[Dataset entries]
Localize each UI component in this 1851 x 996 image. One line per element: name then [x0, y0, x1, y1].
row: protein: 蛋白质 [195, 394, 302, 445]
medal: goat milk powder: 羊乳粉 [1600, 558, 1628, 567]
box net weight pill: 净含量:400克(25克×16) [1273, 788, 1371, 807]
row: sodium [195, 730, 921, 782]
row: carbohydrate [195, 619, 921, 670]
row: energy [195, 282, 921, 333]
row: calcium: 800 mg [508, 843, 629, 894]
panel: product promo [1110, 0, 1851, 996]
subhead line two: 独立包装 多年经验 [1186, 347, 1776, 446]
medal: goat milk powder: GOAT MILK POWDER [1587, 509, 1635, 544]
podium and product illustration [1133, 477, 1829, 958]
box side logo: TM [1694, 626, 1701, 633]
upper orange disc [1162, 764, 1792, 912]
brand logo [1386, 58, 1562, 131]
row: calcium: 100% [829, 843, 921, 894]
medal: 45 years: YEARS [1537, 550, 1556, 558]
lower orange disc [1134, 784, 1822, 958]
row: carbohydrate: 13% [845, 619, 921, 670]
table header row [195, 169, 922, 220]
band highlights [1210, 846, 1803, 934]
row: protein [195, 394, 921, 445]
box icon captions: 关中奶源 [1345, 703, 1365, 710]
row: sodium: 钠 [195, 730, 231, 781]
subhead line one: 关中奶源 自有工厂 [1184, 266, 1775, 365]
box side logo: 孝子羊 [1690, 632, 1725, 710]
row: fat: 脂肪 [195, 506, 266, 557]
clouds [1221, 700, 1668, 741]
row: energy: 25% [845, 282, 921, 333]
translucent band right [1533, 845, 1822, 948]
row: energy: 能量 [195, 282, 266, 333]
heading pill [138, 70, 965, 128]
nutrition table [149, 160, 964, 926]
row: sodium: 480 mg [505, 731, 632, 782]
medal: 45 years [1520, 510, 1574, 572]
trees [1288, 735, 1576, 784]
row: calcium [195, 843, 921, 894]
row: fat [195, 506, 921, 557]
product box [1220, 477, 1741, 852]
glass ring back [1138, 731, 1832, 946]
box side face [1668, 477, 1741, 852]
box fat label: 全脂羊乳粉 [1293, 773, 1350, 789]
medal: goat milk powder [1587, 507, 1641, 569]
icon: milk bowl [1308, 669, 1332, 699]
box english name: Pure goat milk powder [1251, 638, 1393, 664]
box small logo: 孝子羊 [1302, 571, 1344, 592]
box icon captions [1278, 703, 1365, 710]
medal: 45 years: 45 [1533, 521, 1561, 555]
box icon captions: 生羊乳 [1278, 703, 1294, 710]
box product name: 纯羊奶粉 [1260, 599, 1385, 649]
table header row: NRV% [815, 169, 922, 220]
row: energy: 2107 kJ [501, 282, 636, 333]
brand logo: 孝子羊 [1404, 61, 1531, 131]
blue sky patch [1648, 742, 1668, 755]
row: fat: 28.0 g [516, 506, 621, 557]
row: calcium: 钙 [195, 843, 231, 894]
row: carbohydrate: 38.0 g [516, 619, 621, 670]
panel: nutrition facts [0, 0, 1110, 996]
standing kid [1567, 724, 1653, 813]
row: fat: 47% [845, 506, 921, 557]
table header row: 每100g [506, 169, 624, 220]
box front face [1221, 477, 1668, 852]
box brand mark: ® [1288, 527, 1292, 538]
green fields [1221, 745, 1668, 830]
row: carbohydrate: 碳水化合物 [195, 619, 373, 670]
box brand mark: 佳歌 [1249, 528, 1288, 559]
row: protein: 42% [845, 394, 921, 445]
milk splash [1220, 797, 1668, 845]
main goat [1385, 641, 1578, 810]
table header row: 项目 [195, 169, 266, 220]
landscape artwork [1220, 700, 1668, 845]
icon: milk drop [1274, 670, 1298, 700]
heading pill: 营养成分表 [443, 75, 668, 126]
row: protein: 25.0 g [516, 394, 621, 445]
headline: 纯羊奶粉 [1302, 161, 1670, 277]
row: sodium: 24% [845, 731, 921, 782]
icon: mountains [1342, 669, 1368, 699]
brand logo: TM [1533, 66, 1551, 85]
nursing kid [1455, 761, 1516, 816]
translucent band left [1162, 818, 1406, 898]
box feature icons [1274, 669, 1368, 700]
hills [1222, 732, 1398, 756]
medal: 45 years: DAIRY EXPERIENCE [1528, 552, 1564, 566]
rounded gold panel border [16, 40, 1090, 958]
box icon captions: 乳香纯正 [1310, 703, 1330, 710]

- Exercise requirements:
Transcribe all entries exactly as they appear above.

- Solution to this exercise:
Localize each UI component in this 1851 x 996 image. One line per element: name then [x0, y0, x1, y1].
row: protein: 蛋白质 [195, 394, 302, 445]
medal: goat milk powder: 羊乳粉 [1600, 558, 1628, 567]
box net weight pill: 净含量:400克(25克×16) [1273, 788, 1371, 807]
row: sodium [195, 730, 921, 782]
row: carbohydrate [195, 619, 921, 670]
row: energy [195, 282, 921, 333]
row: calcium: 800 mg [508, 843, 629, 894]
panel: product promo [1110, 0, 1851, 996]
subhead line two: 独立包装 多年经验 [1186, 347, 1776, 446]
medal: goat milk powder: GOAT MILK POWDER [1587, 509, 1635, 544]
podium and product illustration [1133, 477, 1829, 958]
box side logo: TM [1694, 626, 1701, 633]
upper orange disc [1162, 764, 1792, 912]
brand logo [1386, 58, 1562, 131]
row: calcium: 100% [829, 843, 921, 894]
medal: 45 years: YEARS [1537, 550, 1556, 558]
lower orange disc [1134, 784, 1822, 958]
row: carbohydrate: 13% [845, 619, 921, 670]
table header row [195, 169, 922, 220]
band highlights [1210, 846, 1803, 934]
row: protein [195, 394, 921, 445]
box icon captions: 关中奶源 [1345, 703, 1365, 710]
row: sodium: 钠 [195, 730, 231, 781]
subhead line one: 关中奶源 自有工厂 [1184, 266, 1775, 365]
box side logo: 孝子羊 [1690, 632, 1725, 710]
row: fat: 脂肪 [195, 506, 266, 557]
clouds [1221, 700, 1668, 741]
row: energy: 25% [845, 282, 921, 333]
translucent band right [1533, 845, 1822, 948]
row: energy: 能量 [195, 282, 266, 333]
heading pill [138, 70, 965, 128]
nutrition table [149, 160, 964, 926]
row: sodium: 480 mg [505, 731, 632, 782]
medal: 45 years [1520, 510, 1574, 572]
trees [1288, 735, 1576, 784]
row: calcium [195, 843, 921, 894]
row: fat [195, 506, 921, 557]
product box [1220, 477, 1741, 852]
glass ring back [1138, 731, 1832, 946]
box side face [1668, 477, 1741, 852]
box fat label: 全脂羊乳粉 [1293, 773, 1350, 789]
medal: goat milk powder [1587, 507, 1641, 569]
icon: milk bowl [1308, 669, 1332, 699]
box english name: Pure goat milk powder [1251, 638, 1393, 664]
box small logo: 孝子羊 [1302, 571, 1344, 592]
box icon captions [1278, 703, 1365, 710]
medal: 45 years: 45 [1533, 521, 1561, 555]
box icon captions: 生羊乳 [1278, 703, 1294, 710]
box product name: 纯羊奶粉 [1260, 599, 1385, 649]
table header row: NRV% [815, 169, 922, 220]
row: energy: 2107 kJ [501, 282, 636, 333]
brand logo: 孝子羊 [1404, 61, 1531, 131]
blue sky patch [1648, 742, 1668, 755]
row: fat: 28.0 g [516, 506, 621, 557]
row: calcium: 钙 [195, 843, 231, 894]
row: carbohydrate: 38.0 g [516, 619, 621, 670]
panel: nutrition facts [0, 0, 1110, 996]
standing kid [1567, 724, 1653, 813]
row: fat: 47% [845, 506, 921, 557]
table header row: 每100g [506, 169, 624, 220]
box front face [1221, 477, 1668, 852]
box brand mark: ® [1288, 527, 1292, 538]
green fields [1221, 745, 1668, 830]
row: carbohydrate: 碳水化合物 [195, 619, 373, 670]
box brand mark: 佳歌 [1249, 528, 1288, 559]
row: protein: 42% [845, 394, 921, 445]
milk splash [1220, 797, 1668, 845]
main goat [1385, 641, 1578, 810]
table header row: 项目 [195, 169, 266, 220]
landscape artwork [1220, 700, 1668, 845]
icon: milk drop [1274, 670, 1298, 700]
heading pill: 营养成分表 [443, 75, 668, 126]
row: protein: 25.0 g [516, 394, 621, 445]
headline: 纯羊奶粉 [1302, 161, 1670, 277]
row: sodium: 24% [845, 731, 921, 782]
icon: mountains [1342, 669, 1368, 699]
brand logo: TM [1533, 66, 1551, 85]
nursing kid [1455, 761, 1516, 816]
translucent band left [1162, 818, 1406, 898]
box feature icons [1274, 669, 1368, 700]
hills [1222, 732, 1398, 756]
medal: 45 years: DAIRY EXPERIENCE [1528, 552, 1564, 566]
rounded gold panel border [16, 40, 1090, 958]
box icon captions: 乳香纯正 [1310, 703, 1330, 710]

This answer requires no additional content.